- [EXERCISE PROMPT] How does the study listing on rare pediatric autoimmune and autoinflammatory diseases define rare diseases?

** READING TEXT follows **

Biocollection for the Study of Genetic and Immunological Abnormalities in Rare Pediatric-onset Autoimmune and Auto Inflammatory Diseases

Status
Recruiting
Phases
NA
Study type
Interventional
Source
ClinicalTrials.gov
Registry ID
NCT06435468
Acronym
GENIALII
Enrollment
400
Registered
2024-05-30
Start date
2025-02-26
Completion date
2035-07-27
Last updated
2025-12-22

For informational purposes only — not medical advice. Sourced from public registries and may not reflect the latest updates. Terms

Conditions

Systemic Lupus, Autoimmune Diseases, Autoinflammatory Disease, Genetic Disease

Keywords

Systemic Lupus, Genetic, rare autoimmune disease, rare autoinflammatory diseases, Pediatric-onset disease

Brief summary

Rare diseases are defined as those that affect one person in 2,000, or around three million people in France. The majority of rare diseases are caused by genetics and tend to be severe when they begin in childhood. Autoimmune and autoinflammatory diseases, such as systemic lupus, juvenile dermatomyositis, and juvenile idiopathic arthritis, are examples of rare pediatric diseases. While autoimmune diseases are characterized by an inappropriate adaptive immune response, autoinflammatory diseases involve an excess of the innate immune response. The precise mechanisms of these diseases are not yet fully understood, but recent research has led to advances in their diagnosis and identification, particularly in early onset and familial forms. However, the rarity of these diseases and limited availability of biological samples pose significant challenges. This study aims to create a biological collection, which includes primary cells (PBMC), DNA, RNA, lymphoblastic lines, and serum, that will help identify genetic and immunological abnormalities in rare autoimmune and autoinflammatory diseases through various research projects.

** End of READING TEXT **
** STUDY MATERIAL follows **

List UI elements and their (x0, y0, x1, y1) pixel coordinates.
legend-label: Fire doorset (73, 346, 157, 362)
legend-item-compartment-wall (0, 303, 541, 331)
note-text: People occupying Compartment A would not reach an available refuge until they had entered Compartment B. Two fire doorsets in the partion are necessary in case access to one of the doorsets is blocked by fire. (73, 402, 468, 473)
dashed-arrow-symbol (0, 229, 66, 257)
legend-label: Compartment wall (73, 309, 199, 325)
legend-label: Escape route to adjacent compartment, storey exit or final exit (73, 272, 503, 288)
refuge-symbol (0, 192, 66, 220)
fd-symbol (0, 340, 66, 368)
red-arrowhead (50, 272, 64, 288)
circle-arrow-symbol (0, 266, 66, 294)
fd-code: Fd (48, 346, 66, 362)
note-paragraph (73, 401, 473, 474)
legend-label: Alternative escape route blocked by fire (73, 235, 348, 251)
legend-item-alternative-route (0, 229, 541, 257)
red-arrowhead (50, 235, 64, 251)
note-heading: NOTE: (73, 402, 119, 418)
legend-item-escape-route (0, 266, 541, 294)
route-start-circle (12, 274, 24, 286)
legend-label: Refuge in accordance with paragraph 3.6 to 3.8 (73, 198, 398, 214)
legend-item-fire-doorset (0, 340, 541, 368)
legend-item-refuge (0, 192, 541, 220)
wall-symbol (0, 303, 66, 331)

** End of STUDY MATERIAL **

- [EXPECTED ANSWER] As those that affect one person in 2,000, or around three million people in France.